### TASK DETAILS
Filter this data down to the lines that hold "Partners", and copy them.

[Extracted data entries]
**********

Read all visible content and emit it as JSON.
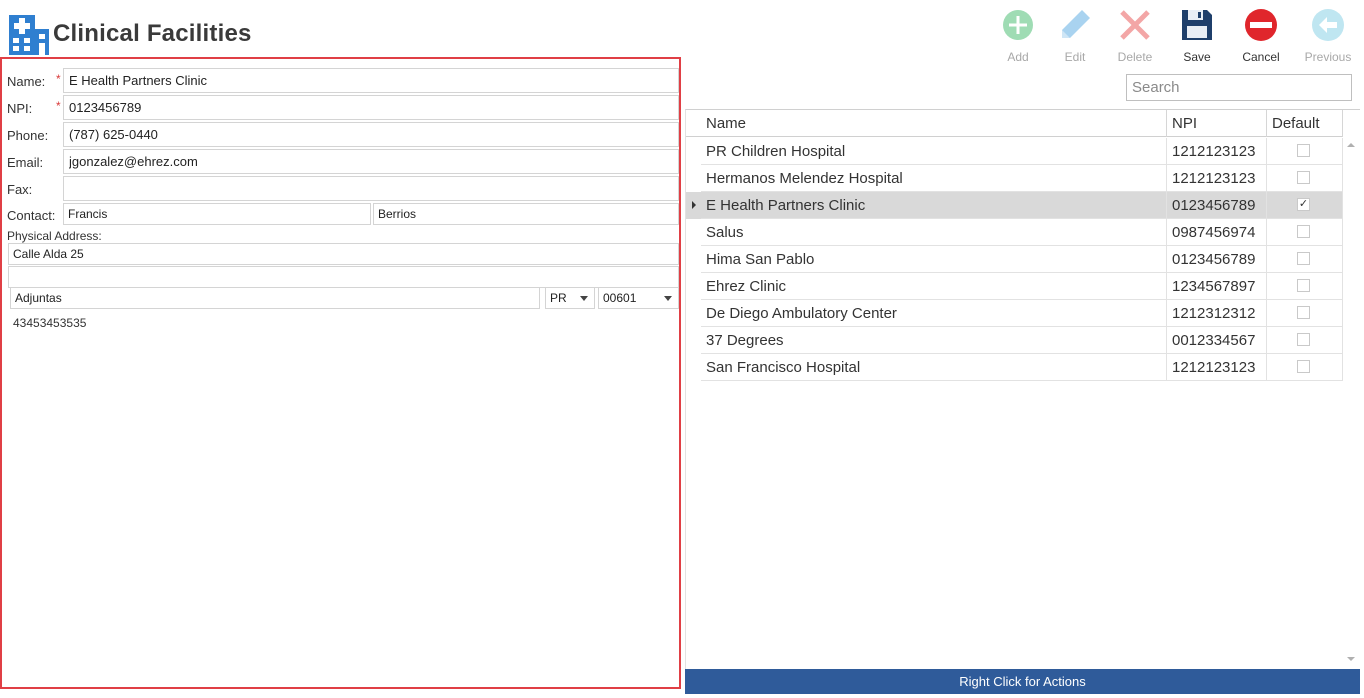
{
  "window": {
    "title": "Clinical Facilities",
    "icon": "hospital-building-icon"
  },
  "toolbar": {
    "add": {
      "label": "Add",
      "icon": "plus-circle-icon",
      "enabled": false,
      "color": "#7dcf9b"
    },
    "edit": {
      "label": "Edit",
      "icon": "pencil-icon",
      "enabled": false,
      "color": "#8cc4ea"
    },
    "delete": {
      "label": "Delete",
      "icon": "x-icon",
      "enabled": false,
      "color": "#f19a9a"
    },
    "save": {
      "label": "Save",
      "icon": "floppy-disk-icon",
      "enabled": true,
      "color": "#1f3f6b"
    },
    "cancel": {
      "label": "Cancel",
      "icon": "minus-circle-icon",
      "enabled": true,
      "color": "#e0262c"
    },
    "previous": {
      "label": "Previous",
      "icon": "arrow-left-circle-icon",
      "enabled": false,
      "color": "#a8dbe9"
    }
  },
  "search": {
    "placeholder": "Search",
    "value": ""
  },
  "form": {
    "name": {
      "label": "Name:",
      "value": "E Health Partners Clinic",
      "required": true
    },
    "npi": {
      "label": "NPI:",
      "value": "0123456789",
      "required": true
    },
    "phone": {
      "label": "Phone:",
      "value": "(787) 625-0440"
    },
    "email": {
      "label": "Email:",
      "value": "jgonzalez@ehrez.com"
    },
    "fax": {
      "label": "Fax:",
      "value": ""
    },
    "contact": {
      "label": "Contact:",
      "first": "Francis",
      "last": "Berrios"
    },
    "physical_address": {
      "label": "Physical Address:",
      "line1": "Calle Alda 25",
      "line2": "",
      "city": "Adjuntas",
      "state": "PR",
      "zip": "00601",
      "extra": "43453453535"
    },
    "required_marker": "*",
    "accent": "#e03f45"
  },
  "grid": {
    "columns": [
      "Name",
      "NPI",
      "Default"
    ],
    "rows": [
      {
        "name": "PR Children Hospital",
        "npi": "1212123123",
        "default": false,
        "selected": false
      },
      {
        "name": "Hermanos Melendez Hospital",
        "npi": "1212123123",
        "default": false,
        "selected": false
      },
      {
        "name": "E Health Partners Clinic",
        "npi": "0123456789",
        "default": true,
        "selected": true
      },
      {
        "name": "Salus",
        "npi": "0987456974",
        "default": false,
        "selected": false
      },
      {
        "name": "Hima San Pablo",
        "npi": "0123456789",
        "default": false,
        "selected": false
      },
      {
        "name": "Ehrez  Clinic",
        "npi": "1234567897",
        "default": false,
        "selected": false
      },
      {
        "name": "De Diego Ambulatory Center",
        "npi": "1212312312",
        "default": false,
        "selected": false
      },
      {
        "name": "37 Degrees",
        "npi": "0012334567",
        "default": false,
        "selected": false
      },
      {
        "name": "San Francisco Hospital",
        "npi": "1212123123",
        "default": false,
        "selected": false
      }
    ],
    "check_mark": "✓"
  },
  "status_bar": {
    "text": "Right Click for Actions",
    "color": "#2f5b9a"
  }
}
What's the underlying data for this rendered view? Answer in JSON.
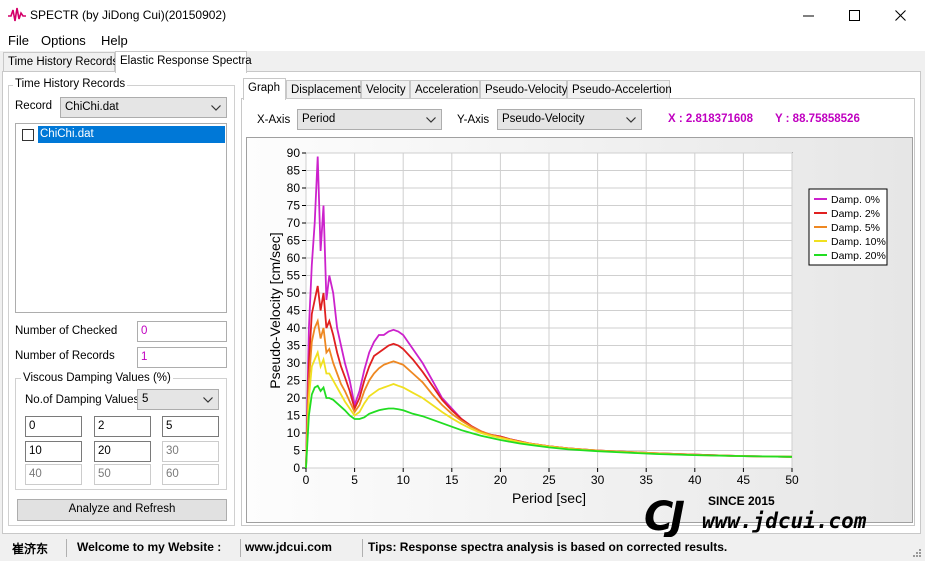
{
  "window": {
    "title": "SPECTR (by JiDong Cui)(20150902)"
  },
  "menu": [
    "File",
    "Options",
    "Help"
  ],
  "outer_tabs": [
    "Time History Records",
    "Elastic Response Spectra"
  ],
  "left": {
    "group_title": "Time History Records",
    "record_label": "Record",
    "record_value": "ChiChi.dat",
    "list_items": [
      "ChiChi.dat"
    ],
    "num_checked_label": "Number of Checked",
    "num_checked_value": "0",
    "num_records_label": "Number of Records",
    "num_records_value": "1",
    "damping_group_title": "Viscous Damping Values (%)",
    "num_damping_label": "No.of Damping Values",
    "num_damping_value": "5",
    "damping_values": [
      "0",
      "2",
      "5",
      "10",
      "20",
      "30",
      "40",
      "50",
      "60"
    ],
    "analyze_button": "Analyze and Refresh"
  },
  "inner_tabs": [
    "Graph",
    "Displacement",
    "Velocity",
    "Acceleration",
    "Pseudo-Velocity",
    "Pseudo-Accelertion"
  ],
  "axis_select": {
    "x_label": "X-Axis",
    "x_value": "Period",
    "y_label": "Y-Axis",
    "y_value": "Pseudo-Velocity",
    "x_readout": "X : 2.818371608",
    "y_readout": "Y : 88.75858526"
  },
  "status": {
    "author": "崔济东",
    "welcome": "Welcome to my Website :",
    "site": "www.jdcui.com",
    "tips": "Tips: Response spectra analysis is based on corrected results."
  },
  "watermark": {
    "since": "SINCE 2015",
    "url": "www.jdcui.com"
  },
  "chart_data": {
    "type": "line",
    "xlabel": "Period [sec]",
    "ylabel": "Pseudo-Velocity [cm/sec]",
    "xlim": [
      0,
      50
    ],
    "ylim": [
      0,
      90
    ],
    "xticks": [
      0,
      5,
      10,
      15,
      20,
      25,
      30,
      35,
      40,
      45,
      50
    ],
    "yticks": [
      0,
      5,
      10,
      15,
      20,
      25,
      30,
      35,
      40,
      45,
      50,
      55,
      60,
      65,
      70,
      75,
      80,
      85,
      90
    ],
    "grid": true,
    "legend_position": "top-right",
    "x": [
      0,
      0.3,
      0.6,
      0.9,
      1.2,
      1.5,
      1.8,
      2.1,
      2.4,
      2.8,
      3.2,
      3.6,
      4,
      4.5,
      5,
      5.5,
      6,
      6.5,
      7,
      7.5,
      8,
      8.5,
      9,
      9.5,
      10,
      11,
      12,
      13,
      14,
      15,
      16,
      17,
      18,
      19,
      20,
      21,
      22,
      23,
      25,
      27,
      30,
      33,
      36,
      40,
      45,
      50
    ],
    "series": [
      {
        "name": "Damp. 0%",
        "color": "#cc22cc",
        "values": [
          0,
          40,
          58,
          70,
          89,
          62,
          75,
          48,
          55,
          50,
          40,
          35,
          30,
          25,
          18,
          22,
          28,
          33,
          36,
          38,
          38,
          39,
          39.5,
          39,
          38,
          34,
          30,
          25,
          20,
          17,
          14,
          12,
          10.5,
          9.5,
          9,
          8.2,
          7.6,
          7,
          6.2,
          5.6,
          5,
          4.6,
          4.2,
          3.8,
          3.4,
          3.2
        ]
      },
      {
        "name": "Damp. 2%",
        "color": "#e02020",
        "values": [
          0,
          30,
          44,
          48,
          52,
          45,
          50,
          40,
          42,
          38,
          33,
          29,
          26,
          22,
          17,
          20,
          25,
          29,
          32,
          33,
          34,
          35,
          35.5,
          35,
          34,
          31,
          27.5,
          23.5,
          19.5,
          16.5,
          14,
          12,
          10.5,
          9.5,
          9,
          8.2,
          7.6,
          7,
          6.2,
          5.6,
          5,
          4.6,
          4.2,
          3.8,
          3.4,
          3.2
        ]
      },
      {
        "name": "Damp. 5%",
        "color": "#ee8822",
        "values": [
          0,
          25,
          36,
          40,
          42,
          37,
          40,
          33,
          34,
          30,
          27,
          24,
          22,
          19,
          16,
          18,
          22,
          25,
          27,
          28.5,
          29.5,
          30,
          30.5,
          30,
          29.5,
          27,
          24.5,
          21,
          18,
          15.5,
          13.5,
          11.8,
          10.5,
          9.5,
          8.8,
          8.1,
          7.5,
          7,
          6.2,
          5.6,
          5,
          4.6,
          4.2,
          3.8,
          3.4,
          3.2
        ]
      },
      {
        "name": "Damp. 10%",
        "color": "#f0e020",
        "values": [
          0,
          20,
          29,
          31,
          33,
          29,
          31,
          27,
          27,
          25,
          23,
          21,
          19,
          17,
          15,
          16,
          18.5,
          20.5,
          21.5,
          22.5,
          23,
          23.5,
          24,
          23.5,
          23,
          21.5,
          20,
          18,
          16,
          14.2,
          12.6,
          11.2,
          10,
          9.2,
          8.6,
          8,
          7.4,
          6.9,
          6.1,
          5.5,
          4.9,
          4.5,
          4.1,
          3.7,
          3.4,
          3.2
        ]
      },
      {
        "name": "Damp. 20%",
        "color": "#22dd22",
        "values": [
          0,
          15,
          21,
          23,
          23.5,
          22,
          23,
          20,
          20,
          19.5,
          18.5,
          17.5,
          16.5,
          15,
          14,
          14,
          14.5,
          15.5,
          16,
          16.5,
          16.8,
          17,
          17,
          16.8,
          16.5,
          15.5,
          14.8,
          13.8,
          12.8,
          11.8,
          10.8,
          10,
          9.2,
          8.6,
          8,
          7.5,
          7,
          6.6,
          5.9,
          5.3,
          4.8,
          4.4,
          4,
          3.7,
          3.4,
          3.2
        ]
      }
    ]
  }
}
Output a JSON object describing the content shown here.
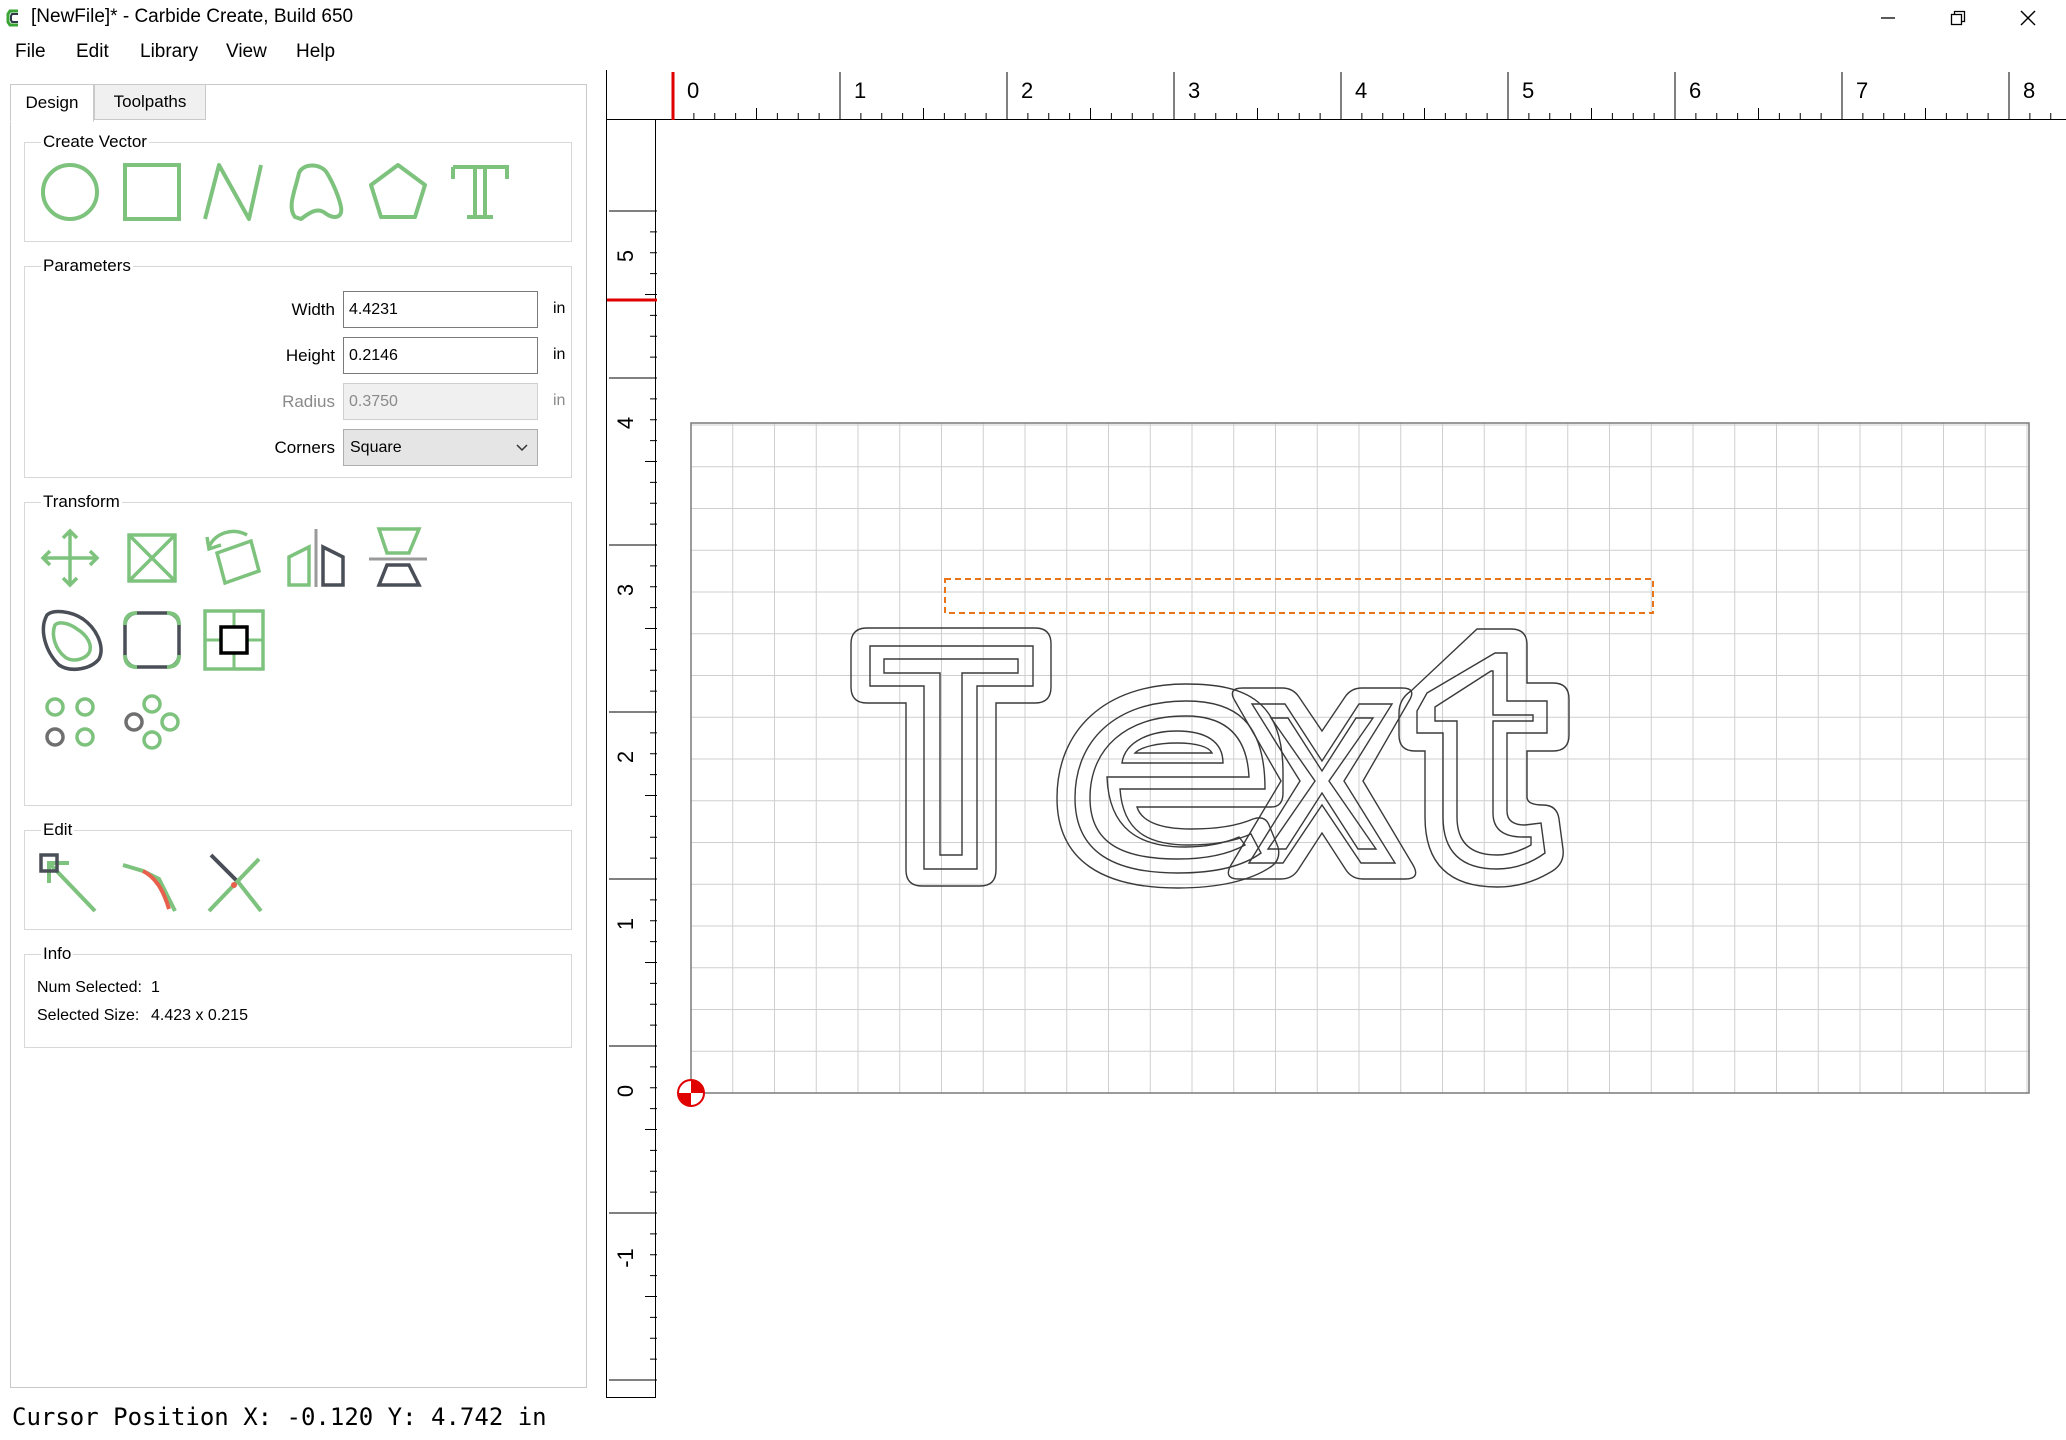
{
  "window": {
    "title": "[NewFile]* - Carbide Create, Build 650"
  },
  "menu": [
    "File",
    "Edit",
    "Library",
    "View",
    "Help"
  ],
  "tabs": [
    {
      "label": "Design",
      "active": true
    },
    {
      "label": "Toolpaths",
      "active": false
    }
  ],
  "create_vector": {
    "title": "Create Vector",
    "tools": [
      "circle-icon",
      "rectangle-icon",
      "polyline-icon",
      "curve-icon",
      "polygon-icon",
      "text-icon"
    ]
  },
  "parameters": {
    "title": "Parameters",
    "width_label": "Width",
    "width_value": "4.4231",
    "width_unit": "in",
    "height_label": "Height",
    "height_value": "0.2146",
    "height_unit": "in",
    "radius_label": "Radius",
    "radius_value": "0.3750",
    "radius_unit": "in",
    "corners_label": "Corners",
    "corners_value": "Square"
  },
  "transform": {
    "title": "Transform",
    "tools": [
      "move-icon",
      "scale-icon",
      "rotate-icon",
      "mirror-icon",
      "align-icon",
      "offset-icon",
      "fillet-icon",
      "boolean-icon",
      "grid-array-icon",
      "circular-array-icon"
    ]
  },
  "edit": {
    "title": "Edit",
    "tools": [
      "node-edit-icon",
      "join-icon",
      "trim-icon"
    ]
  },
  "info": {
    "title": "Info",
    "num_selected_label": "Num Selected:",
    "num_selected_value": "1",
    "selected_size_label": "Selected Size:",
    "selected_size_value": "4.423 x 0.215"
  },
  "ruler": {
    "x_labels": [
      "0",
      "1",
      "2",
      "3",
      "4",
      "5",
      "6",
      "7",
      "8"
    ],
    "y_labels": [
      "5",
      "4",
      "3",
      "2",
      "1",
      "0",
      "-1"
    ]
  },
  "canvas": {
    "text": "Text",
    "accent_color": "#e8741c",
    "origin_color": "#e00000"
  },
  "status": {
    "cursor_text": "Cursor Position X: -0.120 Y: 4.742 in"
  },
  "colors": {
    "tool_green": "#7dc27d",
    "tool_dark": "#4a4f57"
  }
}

**********

### RESULT OF THE EXERCISE
      "value": "E Health Partners Clinic",
        "name": "E Health Partners Clinic",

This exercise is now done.